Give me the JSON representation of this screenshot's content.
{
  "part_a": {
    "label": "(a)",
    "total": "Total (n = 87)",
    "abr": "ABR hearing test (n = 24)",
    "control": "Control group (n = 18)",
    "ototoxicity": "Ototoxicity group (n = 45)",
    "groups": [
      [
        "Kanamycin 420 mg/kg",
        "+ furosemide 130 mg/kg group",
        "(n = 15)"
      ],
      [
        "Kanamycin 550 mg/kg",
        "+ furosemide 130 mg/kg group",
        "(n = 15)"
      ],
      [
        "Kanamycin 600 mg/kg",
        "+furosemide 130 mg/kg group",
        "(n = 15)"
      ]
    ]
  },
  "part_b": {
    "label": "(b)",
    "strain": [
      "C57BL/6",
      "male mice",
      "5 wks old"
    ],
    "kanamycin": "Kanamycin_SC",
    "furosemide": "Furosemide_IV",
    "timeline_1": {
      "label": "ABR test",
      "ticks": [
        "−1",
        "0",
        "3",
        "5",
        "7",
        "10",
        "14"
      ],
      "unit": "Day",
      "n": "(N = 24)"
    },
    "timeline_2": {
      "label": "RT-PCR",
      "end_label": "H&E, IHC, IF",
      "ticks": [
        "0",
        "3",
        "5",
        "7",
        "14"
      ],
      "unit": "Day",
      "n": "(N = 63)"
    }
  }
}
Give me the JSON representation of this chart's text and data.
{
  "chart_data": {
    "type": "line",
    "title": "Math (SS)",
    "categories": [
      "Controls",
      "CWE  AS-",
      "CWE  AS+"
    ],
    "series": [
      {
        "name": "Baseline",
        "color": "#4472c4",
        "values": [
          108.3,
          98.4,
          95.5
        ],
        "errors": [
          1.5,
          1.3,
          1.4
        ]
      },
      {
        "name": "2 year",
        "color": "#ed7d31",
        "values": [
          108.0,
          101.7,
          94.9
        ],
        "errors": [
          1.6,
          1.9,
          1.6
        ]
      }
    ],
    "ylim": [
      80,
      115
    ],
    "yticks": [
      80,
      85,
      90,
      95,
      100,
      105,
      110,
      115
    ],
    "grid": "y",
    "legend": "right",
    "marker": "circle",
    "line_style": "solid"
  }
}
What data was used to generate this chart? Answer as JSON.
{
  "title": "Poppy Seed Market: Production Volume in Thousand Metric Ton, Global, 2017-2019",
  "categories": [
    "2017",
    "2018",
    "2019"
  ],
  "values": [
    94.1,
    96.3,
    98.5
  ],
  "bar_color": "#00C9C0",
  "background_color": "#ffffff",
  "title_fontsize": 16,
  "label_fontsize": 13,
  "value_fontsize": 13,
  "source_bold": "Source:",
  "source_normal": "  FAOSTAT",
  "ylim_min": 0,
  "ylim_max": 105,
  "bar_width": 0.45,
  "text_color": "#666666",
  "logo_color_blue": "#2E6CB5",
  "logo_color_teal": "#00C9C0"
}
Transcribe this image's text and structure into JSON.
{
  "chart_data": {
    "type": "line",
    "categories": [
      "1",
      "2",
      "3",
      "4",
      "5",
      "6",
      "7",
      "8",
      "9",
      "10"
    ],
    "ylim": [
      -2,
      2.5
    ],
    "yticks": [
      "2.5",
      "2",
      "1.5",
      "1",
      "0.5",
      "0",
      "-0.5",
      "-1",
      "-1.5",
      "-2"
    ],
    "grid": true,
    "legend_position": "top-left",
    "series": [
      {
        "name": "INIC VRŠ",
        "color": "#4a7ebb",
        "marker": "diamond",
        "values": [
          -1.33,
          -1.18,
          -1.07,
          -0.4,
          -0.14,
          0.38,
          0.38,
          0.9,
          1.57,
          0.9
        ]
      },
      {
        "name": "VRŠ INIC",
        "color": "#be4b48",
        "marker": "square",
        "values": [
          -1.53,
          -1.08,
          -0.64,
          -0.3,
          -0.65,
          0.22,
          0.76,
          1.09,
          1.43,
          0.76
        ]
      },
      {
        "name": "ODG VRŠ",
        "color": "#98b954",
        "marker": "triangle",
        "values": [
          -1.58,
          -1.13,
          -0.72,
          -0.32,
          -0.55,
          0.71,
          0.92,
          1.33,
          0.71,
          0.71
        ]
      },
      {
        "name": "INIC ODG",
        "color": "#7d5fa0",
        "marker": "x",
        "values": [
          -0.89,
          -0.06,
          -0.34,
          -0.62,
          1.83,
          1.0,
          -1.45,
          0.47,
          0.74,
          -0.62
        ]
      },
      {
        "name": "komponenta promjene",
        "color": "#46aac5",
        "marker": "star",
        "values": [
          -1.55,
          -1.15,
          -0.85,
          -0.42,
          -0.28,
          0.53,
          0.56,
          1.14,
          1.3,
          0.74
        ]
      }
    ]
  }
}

##############################

Return every record, word for word.

Give me the JSON representation of this screenshot's content.
{
  "part_a": {
    "label": "(a)",
    "total": "Total (n = 87)",
    "abr": "ABR hearing test (n = 24)",
    "control": "Control group (n = 18)",
    "ototoxicity": "Ototoxicity group (n = 45)",
    "groups": [
      [
        "Kanamycin 420 mg/kg",
        "+ furosemide 130 mg/kg group",
        "(n = 15)"
      ],
      [
        "Kanamycin 550 mg/kg",
        "+ furosemide 130 mg/kg group",
        "(n = 15)"
      ],
      [
        "Kanamycin 600 mg/kg",
        "+furosemide 130 mg/kg group",
        "(n = 15)"
      ]
    ]
  },
  "part_b": {
    "label": "(b)",
    "strain": [
      "C57BL/6",
      "male mice",
      "5 wks old"
    ],
    "kanamycin": "Kanamycin_SC",
    "furosemide": "Furosemide_IV",
    "timeline_1": {
      "label": "ABR test",
      "ticks": [
        "−1",
        "0",
        "3",
        "5",
        "7",
        "10",
        "14"
      ],
      "unit": "Day",
      "n": "(N = 24)"
    },
    "timeline_2": {
      "label": "RT-PCR",
      "end_label": "H&E, IHC, IF",
      "ticks": [
        "0",
        "3",
        "5",
        "7",
        "14"
      ],
      "unit": "Day",
      "n": "(N = 63)"
    }
  }
}
Give me the JSON representation of this chart's text and data.
{
  "chart_data": {
    "type": "line",
    "title": "Math (SS)",
    "categories": [
      "Controls",
      "CWE  AS-",
      "CWE  AS+"
    ],
    "series": [
      {
        "name": "Baseline",
        "color": "#4472c4",
        "values": [
          108.3,
          98.4,
          95.5
        ],
        "errors": [
          1.5,
          1.3,
          1.4
        ]
      },
      {
        "name": "2 year",
        "color": "#ed7d31",
        "values": [
          108.0,
          101.7,
          94.9
        ],
        "errors": [
          1.6,
          1.9,
          1.6
        ]
      }
    ],
    "ylim": [
      80,
      115
    ],
    "yticks": [
      80,
      85,
      90,
      95,
      100,
      105,
      110,
      115
    ],
    "grid": "y",
    "legend": "right",
    "marker": "circle",
    "line_style": "solid"
  }
}
What data was used to generate this chart? Answer as JSON.
{
  "title": "Poppy Seed Market: Production Volume in Thousand Metric Ton, Global, 2017-2019",
  "categories": [
    "2017",
    "2018",
    "2019"
  ],
  "values": [
    94.1,
    96.3,
    98.5
  ],
  "bar_color": "#00C9C0",
  "background_color": "#ffffff",
  "title_fontsize": 16,
  "label_fontsize": 13,
  "value_fontsize": 13,
  "source_bold": "Source:",
  "source_normal": "  FAOSTAT",
  "ylim_min": 0,
  "ylim_max": 105,
  "bar_width": 0.45,
  "text_color": "#666666",
  "logo_color_blue": "#2E6CB5",
  "logo_color_teal": "#00C9C0"
}
Transcribe this image's text and structure into JSON.
{
  "chart_data": {
    "type": "line",
    "categories": [
      "1",
      "2",
      "3",
      "4",
      "5",
      "6",
      "7",
      "8",
      "9",
      "10"
    ],
    "ylim": [
      -2,
      2.5
    ],
    "yticks": [
      "2.5",
      "2",
      "1.5",
      "1",
      "0.5",
      "0",
      "-0.5",
      "-1",
      "-1.5",
      "-2"
    ],
    "grid": true,
    "legend_position": "top-left",
    "series": [
      {
        "name": "INIC VRŠ",
        "color": "#4a7ebb",
        "marker": "diamond",
        "values": [
          -1.33,
          -1.18,
          -1.07,
          -0.4,
          -0.14,
          0.38,
          0.38,
          0.9,
          1.57,
          0.9
        ]
      },
      {
        "name": "VRŠ INIC",
        "color": "#be4b48",
        "marker": "square",
        "values": [
          -1.53,
          -1.08,
          -0.64,
          -0.3,
          -0.65,
          0.22,
          0.76,
          1.09,
          1.43,
          0.76
        ]
      },
      {
        "name": "ODG VRŠ",
        "color": "#98b954",
        "marker": "triangle",
        "values": [
          -1.58,
          -1.13,
          -0.72,
          -0.32,
          -0.55,
          0.71,
          0.92,
          1.33,
          0.71,
          0.71
        ]
      },
      {
        "name": "INIC ODG",
        "color": "#7d5fa0",
        "marker": "x",
        "values": [
          -0.89,
          -0.06,
          -0.34,
          -0.62,
          1.83,
          1.0,
          -1.45,
          0.47,
          0.74,
          -0.62
        ]
      },
      {
        "name": "komponenta promjene",
        "color": "#46aac5",
        "marker": "star",
        "values": [
          -1.55,
          -1.15,
          -0.85,
          -0.42,
          -0.28,
          0.53,
          0.56,
          1.14,
          1.3,
          0.74
        ]
      }
    ]
  }
}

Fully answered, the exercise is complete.